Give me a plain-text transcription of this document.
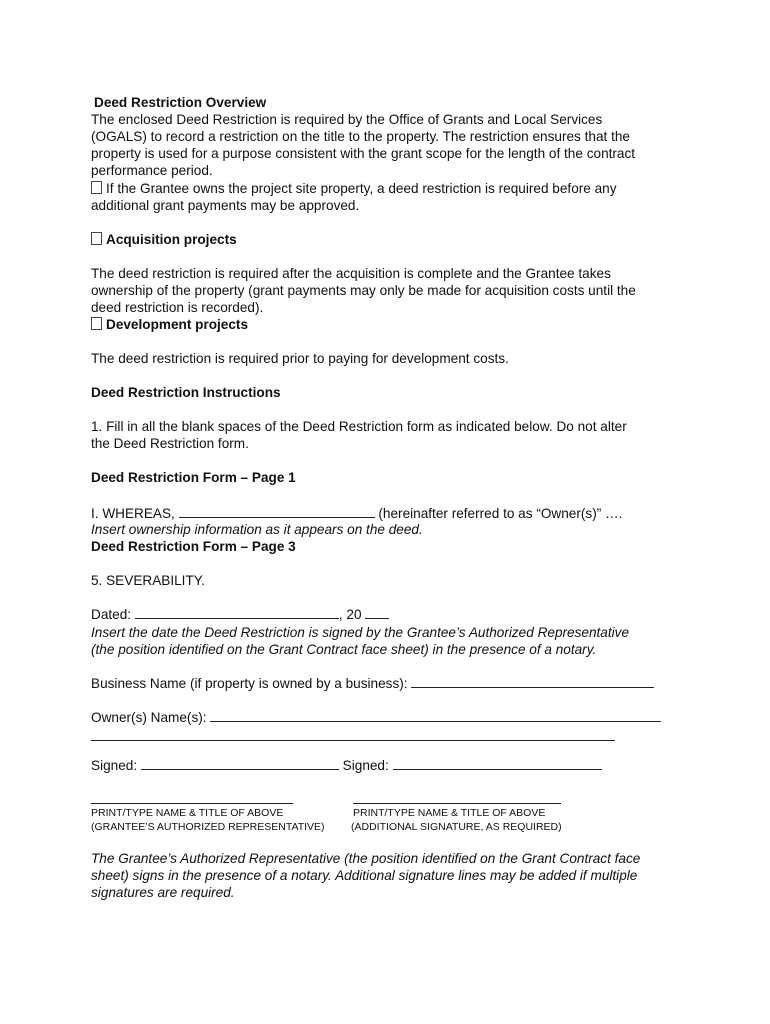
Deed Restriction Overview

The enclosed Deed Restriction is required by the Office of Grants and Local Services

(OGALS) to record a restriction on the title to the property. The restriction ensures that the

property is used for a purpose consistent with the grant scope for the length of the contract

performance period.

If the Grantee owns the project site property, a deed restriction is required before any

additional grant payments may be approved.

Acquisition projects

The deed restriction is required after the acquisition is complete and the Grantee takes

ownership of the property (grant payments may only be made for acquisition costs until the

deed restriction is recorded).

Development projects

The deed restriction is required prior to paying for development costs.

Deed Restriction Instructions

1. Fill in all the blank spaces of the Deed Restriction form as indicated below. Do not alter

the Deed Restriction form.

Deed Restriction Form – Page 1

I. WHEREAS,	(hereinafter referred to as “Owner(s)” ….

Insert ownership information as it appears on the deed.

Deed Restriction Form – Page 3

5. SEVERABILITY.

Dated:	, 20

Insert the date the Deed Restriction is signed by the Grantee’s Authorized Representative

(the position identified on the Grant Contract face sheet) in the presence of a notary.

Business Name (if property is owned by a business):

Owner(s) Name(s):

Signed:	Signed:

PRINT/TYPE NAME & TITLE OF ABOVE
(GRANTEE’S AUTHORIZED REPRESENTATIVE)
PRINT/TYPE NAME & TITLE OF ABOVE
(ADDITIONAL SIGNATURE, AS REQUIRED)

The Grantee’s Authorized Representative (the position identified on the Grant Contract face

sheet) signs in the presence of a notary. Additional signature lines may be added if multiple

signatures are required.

______________________________

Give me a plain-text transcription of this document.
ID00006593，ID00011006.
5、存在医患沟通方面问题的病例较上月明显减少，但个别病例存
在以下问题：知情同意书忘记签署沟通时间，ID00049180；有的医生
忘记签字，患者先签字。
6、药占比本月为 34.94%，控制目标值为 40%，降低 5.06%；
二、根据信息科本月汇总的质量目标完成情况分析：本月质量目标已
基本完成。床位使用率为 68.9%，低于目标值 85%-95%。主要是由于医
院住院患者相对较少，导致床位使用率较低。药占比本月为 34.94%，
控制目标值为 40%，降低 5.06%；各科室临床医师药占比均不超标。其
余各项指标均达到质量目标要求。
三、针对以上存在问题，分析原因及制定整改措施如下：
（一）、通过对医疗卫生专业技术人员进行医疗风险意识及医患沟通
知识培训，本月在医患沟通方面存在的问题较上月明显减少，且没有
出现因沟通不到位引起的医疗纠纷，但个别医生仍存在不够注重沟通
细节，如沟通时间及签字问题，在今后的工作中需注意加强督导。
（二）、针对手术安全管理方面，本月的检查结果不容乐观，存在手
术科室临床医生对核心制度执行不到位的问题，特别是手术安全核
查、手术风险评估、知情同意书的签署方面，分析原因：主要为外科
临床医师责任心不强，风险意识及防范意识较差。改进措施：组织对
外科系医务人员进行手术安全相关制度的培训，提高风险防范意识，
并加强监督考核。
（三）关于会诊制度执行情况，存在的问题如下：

______________________________

Challenge: Using the data above, copy each line that contains "Insert".

Exercise result:
Insert ownership information as it appears on the deed.
Insert the date the Deed Restriction is signed by the Grantee’s Authorized Representative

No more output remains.